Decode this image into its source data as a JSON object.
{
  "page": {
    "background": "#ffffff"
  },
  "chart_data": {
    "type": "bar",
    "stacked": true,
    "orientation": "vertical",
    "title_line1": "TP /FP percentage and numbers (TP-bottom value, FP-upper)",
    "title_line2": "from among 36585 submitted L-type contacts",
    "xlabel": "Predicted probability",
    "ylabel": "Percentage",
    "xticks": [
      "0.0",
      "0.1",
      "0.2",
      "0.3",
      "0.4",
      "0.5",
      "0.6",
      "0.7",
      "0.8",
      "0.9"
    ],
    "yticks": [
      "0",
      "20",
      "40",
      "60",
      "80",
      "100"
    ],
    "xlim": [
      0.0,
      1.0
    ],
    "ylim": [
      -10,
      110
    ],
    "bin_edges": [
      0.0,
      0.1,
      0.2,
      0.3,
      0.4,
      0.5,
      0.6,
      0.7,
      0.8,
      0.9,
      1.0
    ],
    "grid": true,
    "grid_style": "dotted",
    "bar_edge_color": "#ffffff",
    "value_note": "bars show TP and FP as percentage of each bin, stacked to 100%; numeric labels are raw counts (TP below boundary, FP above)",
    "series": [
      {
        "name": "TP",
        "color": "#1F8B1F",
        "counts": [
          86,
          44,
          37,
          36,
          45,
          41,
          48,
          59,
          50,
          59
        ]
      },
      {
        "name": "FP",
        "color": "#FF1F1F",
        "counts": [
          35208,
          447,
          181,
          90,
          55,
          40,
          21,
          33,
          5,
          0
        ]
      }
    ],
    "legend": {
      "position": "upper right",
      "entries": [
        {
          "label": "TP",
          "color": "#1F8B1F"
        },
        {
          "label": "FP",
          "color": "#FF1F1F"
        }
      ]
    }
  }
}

○ ○ ○

Prompt :: Would you reproduce the material above in full, exactly as given?

Output of the task ::
Decode this image into its source data as a JSON object.
{
  "page": {
    "background": "#ffffff"
  },
  "chart_data": {
    "type": "bar",
    "stacked": true,
    "orientation": "vertical",
    "title_line1": "TP /FP percentage and numbers (TP-bottom value, FP-upper)",
    "title_line2": "from among 36585 submitted L-type contacts",
    "xlabel": "Predicted probability",
    "ylabel": "Percentage",
    "xticks": [
      "0.0",
      "0.1",
      "0.2",
      "0.3",
      "0.4",
      "0.5",
      "0.6",
      "0.7",
      "0.8",
      "0.9"
    ],
    "yticks": [
      "0",
      "20",
      "40",
      "60",
      "80",
      "100"
    ],
    "xlim": [
      0.0,
      1.0
    ],
    "ylim": [
      -10,
      110
    ],
    "bin_edges": [
      0.0,
      0.1,
      0.2,
      0.3,
      0.4,
      0.5,
      0.6,
      0.7,
      0.8,
      0.9,
      1.0
    ],
    "grid": true,
    "grid_style": "dotted",
    "bar_edge_color": "#ffffff",
    "value_note": "bars show TP and FP as percentage of each bin, stacked to 100%; numeric labels are raw counts (TP below boundary, FP above)",
    "series": [
      {
        "name": "TP",
        "color": "#1F8B1F",
        "counts": [
          86,
          44,
          37,
          36,
          45,
          41,
          48,
          59,
          50,
          59
        ]
      },
      {
        "name": "FP",
        "color": "#FF1F1F",
        "counts": [
          35208,
          447,
          181,
          90,
          55,
          40,
          21,
          33,
          5,
          0
        ]
      }
    ],
    "legend": {
      "position": "upper right",
      "entries": [
        {
          "label": "TP",
          "color": "#1F8B1F"
        },
        {
          "label": "FP",
          "color": "#FF1F1F"
        }
      ]
    }
  }
}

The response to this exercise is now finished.